TO BE DONE – Count every line below that contains "органов", then state the total with no other output.

EXTRACTED MATERIAL –
##############################

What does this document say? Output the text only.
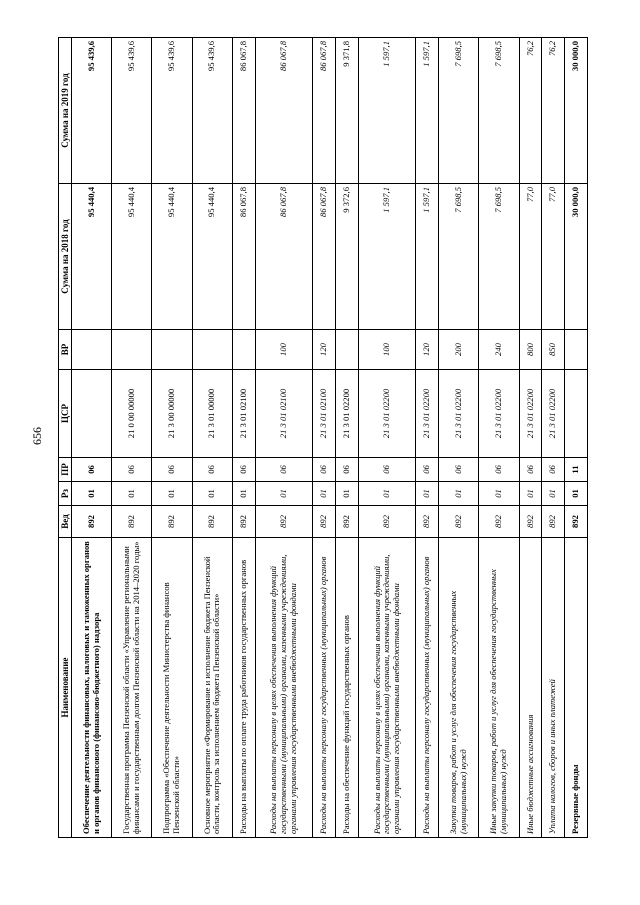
656
Наименование	Вед	Рз	ПР	ЦСР	ВР	Сумма на 2018 год	Сумма на 2019 год
Обеспечение деятельности финансовых, налоговых и таможенных органов и органов финансового (финансово-бюджетного) надзора	892	01	06			95 440,4	95 439,6
Государственная программа Пензенской области «Управление региональными финансами и государственным долгом Пензенской области на 2014–2020 годы»	892	01	06	21 0 00 00000		95 440,4	95 439,6
Подпрограмма «Обеспечение деятельности Министерства финансов Пензенской области»	892	01	06	21 3 00 00000		95 440,4	95 439,6
Основное мероприятие «Формирование и исполнение бюджета Пензенской области, контроль за исполнением бюджета Пензенской области»	892	01	06	21 3 01 00000		95 440,4	95 439,6
Расходы на выплаты по оплате труда работников государственных органов	892	01	06	21 3 01 02100		86 067,8	86 067,8
Расходы на выплаты персоналу в целях обеспечения выполнения функций государственными (муниципальными) органами, казенными учреждениями, органами управления государственными внебюджетными фондами	892	01	06	21 3 01 02100	100	86 067,8	86 067,8
Расходы на выплаты персоналу государственных (муниципальных) органов	892	01	06	21 3 01 02100	120	86 067,8	86 067,8
Расходы на обеспечение функций государственных органов	892	01	06	21 3 01 02200		9 372,6	9 371,8
Расходы на выплаты персоналу в целях обеспечения выполнения функций государственными (муниципальными) органами, казенными учреждениями, органами управления государственными внебюджетными фондами	892	01	06	21 3 01 02200	100	1 597,1	1 597,1
Расходы на выплаты персоналу государственных (муниципальных) органов	892	01	06	21 3 01 02200	120	1 597,1	1 597,1
Закупка товаров, работ и услуг для обеспечения государственных (муниципальных) нужд	892	01	06	21 3 01 02200	200	7 698,5	7 698,5
Иные закупки товаров, работ и услуг для обеспечения государственных (муниципальных) нужд	892	01	06	21 3 01 02200	240	7 698,5	7 698,5
Иные бюджетные ассигнования	892	01	06	21 3 01 02200	800	77,0	76,2
Уплата налогов, сборов и иных платежей	892	01	06	21 3 01 02200	850	77,0	76,2
Резервные фонды	892	01	11			30 000,0	30 000,0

##############################

REPLY TO THE EXERCISE – 5